# TASK DIRECTIONS:
Whenever a line contains the string "structured", copy it out of the entries.

— BEGIN INFORMATION PROVIDED —

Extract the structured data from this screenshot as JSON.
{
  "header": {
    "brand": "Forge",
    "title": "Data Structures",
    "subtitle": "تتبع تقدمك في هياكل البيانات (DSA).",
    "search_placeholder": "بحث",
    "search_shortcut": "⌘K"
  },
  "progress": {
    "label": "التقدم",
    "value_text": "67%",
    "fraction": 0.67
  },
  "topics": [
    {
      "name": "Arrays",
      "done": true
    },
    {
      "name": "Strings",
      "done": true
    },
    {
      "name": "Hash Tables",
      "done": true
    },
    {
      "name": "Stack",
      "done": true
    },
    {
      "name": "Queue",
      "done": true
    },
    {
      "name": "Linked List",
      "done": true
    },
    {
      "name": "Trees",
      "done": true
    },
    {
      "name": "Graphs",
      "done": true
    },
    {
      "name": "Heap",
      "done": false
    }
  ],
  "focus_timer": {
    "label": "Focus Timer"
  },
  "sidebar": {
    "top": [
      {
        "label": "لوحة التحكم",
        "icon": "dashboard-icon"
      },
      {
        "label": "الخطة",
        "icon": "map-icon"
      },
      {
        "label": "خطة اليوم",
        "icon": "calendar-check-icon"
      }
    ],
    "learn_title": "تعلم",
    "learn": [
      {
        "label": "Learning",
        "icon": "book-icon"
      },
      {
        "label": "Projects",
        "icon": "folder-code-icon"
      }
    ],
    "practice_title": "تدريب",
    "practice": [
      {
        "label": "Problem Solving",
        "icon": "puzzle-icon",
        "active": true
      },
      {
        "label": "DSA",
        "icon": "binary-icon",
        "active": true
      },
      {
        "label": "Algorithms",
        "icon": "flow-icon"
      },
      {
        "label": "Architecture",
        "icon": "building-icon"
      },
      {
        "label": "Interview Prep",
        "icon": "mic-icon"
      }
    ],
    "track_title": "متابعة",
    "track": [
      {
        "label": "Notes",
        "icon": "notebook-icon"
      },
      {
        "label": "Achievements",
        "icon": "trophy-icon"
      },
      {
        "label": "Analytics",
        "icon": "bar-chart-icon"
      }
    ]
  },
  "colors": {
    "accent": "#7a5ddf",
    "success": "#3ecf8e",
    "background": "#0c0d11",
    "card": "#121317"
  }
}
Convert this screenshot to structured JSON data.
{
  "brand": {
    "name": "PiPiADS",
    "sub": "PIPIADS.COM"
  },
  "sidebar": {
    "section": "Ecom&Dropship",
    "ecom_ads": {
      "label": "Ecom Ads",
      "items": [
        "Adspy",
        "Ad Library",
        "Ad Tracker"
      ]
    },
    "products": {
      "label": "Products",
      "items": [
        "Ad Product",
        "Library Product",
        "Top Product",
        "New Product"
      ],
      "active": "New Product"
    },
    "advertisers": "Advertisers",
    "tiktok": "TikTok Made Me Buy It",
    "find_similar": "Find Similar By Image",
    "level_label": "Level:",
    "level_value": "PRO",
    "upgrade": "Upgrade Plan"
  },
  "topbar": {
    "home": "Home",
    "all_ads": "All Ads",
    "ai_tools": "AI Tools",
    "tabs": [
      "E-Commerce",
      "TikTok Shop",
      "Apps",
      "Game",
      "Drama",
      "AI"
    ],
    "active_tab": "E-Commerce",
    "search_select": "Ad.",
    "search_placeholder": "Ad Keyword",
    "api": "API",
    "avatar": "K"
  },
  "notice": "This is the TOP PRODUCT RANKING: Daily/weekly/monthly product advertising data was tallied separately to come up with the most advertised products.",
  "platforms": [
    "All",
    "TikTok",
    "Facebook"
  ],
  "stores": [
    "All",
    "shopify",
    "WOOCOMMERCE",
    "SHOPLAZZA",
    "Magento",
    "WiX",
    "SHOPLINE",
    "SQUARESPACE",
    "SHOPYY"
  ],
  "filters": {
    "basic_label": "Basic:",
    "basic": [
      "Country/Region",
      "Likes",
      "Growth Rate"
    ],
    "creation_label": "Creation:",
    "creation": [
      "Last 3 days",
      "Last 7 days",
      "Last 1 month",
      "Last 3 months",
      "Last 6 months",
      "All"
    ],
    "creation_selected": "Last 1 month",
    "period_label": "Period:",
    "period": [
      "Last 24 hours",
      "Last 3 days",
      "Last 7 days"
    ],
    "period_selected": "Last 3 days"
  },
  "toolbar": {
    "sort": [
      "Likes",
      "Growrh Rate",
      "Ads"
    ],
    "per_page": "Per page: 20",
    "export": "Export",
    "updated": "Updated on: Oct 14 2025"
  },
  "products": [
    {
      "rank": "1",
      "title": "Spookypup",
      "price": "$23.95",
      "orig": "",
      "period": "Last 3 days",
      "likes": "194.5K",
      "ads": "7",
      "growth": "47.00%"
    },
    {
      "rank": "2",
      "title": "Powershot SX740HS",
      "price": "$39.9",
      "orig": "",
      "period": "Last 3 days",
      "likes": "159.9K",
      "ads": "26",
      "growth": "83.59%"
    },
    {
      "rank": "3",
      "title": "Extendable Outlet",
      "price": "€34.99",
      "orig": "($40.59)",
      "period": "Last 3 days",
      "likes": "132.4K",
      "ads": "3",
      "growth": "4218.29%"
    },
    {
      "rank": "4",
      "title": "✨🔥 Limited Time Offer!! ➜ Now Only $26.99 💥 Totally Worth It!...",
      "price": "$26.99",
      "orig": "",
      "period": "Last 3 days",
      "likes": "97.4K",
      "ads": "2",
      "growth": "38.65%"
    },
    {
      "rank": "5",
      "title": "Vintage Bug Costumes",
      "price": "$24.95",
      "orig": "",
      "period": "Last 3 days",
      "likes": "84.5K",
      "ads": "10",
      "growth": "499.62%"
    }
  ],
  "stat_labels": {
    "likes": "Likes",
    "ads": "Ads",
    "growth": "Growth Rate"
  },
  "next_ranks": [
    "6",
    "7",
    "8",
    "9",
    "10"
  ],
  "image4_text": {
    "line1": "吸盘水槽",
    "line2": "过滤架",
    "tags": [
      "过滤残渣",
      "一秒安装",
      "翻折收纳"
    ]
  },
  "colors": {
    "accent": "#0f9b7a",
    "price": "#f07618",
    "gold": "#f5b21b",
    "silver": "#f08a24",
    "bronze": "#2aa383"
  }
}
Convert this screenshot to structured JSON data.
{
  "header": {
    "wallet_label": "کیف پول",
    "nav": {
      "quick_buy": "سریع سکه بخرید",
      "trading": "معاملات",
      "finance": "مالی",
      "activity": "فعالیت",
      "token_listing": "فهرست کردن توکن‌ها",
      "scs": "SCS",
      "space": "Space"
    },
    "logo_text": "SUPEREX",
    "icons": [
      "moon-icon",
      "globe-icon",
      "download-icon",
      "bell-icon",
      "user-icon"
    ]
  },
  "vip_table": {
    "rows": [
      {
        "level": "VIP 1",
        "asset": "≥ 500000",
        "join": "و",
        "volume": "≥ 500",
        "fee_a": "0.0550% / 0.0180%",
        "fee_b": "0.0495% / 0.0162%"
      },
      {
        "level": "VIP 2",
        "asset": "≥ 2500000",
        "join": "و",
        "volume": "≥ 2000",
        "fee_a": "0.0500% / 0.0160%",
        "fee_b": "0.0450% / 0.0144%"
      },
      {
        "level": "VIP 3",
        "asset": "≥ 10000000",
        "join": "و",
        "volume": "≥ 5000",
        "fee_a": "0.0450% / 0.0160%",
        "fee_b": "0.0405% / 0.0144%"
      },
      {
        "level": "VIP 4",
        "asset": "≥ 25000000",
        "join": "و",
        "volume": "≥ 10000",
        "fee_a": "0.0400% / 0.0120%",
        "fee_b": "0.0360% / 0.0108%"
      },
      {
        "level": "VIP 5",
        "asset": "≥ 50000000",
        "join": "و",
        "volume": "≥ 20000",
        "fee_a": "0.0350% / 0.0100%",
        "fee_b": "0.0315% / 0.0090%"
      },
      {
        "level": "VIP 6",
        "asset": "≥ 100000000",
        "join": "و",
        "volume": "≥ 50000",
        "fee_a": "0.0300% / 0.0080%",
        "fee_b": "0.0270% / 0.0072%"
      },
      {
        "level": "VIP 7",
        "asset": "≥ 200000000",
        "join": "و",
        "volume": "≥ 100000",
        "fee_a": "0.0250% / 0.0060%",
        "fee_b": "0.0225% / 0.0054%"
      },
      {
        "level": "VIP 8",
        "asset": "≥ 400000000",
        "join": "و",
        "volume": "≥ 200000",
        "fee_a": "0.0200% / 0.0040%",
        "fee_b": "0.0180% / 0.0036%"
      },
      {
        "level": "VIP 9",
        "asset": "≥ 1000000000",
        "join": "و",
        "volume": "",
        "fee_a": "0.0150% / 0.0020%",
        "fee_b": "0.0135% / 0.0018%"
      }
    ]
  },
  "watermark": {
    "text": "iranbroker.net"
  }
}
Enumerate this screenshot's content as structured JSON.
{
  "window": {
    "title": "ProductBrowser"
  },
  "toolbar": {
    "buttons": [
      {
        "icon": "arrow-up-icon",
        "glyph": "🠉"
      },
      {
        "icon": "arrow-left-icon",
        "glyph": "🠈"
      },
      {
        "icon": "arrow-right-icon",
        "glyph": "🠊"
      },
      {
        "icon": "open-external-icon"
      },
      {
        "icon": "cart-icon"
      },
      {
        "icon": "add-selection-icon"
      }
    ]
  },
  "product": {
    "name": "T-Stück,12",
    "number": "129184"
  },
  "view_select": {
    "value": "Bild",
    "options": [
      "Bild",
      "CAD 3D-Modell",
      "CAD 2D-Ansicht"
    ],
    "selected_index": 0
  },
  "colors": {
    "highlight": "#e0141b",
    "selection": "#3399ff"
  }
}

— END INFORMATION PROVIDED —

# ANSWER TO THIS PROBLEM:
Extract the structured data from this screenshot as JSON.
Convert this screenshot to structured JSON data.
Convert this screenshot to structured JSON data.
Enumerate this screenshot's content as structured JSON.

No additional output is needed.